- **Records**
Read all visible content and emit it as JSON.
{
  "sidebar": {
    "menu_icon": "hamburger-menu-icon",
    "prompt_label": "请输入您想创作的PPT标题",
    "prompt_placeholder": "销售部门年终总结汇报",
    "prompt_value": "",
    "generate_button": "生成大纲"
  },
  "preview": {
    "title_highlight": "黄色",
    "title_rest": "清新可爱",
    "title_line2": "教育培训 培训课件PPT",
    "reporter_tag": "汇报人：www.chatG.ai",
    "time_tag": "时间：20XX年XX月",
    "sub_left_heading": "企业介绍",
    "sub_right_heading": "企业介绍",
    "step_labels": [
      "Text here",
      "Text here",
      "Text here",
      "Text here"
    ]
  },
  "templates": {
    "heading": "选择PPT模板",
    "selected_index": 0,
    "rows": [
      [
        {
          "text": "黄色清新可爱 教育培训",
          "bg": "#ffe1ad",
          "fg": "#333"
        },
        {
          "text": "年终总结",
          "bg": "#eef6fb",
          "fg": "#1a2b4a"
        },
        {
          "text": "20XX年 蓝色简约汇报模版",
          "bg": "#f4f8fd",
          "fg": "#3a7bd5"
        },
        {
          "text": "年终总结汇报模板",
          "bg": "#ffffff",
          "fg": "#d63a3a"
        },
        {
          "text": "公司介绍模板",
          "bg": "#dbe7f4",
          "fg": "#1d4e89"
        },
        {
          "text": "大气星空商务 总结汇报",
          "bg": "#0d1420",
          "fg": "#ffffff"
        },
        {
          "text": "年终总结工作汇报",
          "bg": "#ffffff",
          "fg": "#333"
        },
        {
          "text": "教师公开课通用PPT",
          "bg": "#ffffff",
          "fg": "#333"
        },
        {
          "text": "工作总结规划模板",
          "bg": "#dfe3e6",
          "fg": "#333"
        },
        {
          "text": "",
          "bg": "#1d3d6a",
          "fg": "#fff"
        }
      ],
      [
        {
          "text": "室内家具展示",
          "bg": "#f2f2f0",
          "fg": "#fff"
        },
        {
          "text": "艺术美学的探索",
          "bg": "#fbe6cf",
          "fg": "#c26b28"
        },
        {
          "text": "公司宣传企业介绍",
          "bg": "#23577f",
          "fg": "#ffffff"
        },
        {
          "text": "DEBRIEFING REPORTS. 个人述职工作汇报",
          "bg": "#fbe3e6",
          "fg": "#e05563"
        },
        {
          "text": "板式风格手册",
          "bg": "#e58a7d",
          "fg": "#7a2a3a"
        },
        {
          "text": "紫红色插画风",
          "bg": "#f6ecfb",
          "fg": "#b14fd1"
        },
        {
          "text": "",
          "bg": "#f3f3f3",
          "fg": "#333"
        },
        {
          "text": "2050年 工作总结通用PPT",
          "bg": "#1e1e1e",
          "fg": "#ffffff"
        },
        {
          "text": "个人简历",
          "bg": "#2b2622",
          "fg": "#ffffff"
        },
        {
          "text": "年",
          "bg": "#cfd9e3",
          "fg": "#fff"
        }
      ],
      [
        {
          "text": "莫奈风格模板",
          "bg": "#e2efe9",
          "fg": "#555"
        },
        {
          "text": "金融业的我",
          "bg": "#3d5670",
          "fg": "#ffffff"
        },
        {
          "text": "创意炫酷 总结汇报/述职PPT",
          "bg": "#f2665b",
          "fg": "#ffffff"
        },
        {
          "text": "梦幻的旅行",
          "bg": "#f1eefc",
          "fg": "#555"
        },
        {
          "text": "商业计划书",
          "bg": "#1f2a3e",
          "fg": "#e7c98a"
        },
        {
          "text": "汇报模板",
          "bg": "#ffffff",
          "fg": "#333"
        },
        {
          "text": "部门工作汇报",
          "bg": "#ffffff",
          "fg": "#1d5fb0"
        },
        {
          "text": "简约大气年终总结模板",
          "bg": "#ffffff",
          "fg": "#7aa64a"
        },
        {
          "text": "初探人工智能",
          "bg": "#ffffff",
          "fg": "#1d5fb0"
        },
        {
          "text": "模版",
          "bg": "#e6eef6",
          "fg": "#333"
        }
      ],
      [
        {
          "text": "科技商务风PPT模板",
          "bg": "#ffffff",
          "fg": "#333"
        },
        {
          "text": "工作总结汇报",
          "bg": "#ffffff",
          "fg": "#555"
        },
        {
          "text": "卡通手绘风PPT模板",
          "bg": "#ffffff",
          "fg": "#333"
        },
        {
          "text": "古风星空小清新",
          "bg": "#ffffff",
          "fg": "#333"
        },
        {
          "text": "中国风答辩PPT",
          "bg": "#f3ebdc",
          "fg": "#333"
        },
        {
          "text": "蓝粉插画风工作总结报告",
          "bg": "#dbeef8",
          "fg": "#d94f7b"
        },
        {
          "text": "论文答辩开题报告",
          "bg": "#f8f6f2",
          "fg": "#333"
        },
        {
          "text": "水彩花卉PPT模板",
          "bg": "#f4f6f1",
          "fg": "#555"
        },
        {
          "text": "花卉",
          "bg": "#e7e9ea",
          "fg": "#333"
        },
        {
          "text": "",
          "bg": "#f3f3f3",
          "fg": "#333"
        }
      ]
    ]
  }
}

- **What is being asked**
Exact copies of all the records are required.

- **Response to the exercise**
Read all visible content and emit it as JSON.
{
  "sidebar": {
    "menu_icon": "hamburger-menu-icon",
    "prompt_label": "请输入您想创作的PPT标题",
    "prompt_placeholder": "销售部门年终总结汇报",
    "prompt_value": "",
    "generate_button": "生成大纲"
  },
  "preview": {
    "title_highlight": "黄色",
    "title_rest": "清新可爱",
    "title_line2": "教育培训 培训课件PPT",
    "reporter_tag": "汇报人：www.chatG.ai",
    "time_tag": "时间：20XX年XX月",
    "sub_left_heading": "企业介绍",
    "sub_right_heading": "企业介绍",
    "step_labels": [
      "Text here",
      "Text here",
      "Text here",
      "Text here"
    ]
  },
  "templates": {
    "heading": "选择PPT模板",
    "selected_index": 0,
    "rows": [
      [
        {
          "text": "黄色清新可爱 教育培训",
          "bg": "#ffe1ad",
          "fg": "#333"
        },
        {
          "text": "年终总结",
          "bg": "#eef6fb",
          "fg": "#1a2b4a"
        },
        {
          "text": "20XX年 蓝色简约汇报模版",
          "bg": "#f4f8fd",
          "fg": "#3a7bd5"
        },
        {
          "text": "年终总结汇报模板",
          "bg": "#ffffff",
          "fg": "#d63a3a"
        },
        {
          "text": "公司介绍模板",
          "bg": "#dbe7f4",
          "fg": "#1d4e89"
        },
        {
          "text": "大气星空商务 总结汇报",
          "bg": "#0d1420",
          "fg": "#ffffff"
        },
        {
          "text": "年终总结工作汇报",
          "bg": "#ffffff",
          "fg": "#333"
        },
        {
          "text": "教师公开课通用PPT",
          "bg": "#ffffff",
          "fg": "#333"
        },
        {
          "text": "工作总结规划模板",
          "bg": "#dfe3e6",
          "fg": "#333"
        },
        {
          "text": "",
          "bg": "#1d3d6a",
          "fg": "#fff"
        }
      ],
      [
        {
          "text": "室内家具展示",
          "bg": "#f2f2f0",
          "fg": "#fff"
        },
        {
          "text": "艺术美学的探索",
          "bg": "#fbe6cf",
          "fg": "#c26b28"
        },
        {
          "text": "公司宣传企业介绍",
          "bg": "#23577f",
          "fg": "#ffffff"
        },
        {
          "text": "DEBRIEFING REPORTS. 个人述职工作汇报",
          "bg": "#fbe3e6",
          "fg": "#e05563"
        },
        {
          "text": "板式风格手册",
          "bg": "#e58a7d",
          "fg": "#7a2a3a"
        },
        {
          "text": "紫红色插画风",
          "bg": "#f6ecfb",
          "fg": "#b14fd1"
        },
        {
          "text": "",
          "bg": "#f3f3f3",
          "fg": "#333"
        },
        {
          "text": "2050年 工作总结通用PPT",
          "bg": "#1e1e1e",
          "fg": "#ffffff"
        },
        {
          "text": "个人简历",
          "bg": "#2b2622",
          "fg": "#ffffff"
        },
        {
          "text": "年",
          "bg": "#cfd9e3",
          "fg": "#fff"
        }
      ],
      [
        {
          "text": "莫奈风格模板",
          "bg": "#e2efe9",
          "fg": "#555"
        },
        {
          "text": "金融业的我",
          "bg": "#3d5670",
          "fg": "#ffffff"
        },
        {
          "text": "创意炫酷 总结汇报/述职PPT",
          "bg": "#f2665b",
          "fg": "#ffffff"
        },
        {
          "text": "梦幻的旅行",
          "bg": "#f1eefc",
          "fg": "#555"
        },
        {
          "text": "商业计划书",
          "bg": "#1f2a3e",
          "fg": "#e7c98a"
        },
        {
          "text": "汇报模板",
          "bg": "#ffffff",
          "fg": "#333"
        },
        {
          "text": "部门工作汇报",
          "bg": "#ffffff",
          "fg": "#1d5fb0"
        },
        {
          "text": "简约大气年终总结模板",
          "bg": "#ffffff",
          "fg": "#7aa64a"
        },
        {
          "text": "初探人工智能",
          "bg": "#ffffff",
          "fg": "#1d5fb0"
        },
        {
          "text": "模版",
          "bg": "#e6eef6",
          "fg": "#333"
        }
      ],
      [
        {
          "text": "科技商务风PPT模板",
          "bg": "#ffffff",
          "fg": "#333"
        },
        {
          "text": "工作总结汇报",
          "bg": "#ffffff",
          "fg": "#555"
        },
        {
          "text": "卡通手绘风PPT模板",
          "bg": "#ffffff",
          "fg": "#333"
        },
        {
          "text": "古风星空小清新",
          "bg": "#ffffff",
          "fg": "#333"
        },
        {
          "text": "中国风答辩PPT",
          "bg": "#f3ebdc",
          "fg": "#333"
        },
        {
          "text": "蓝粉插画风工作总结报告",
          "bg": "#dbeef8",
          "fg": "#d94f7b"
        },
        {
          "text": "论文答辩开题报告",
          "bg": "#f8f6f2",
          "fg": "#333"
        },
        {
          "text": "水彩花卉PPT模板",
          "bg": "#f4f6f1",
          "fg": "#555"
        },
        {
          "text": "花卉",
          "bg": "#e7e9ea",
          "fg": "#333"
        },
        {
          "text": "",
          "bg": "#f3f3f3",
          "fg": "#333"
        }
      ]
    ]
  }
}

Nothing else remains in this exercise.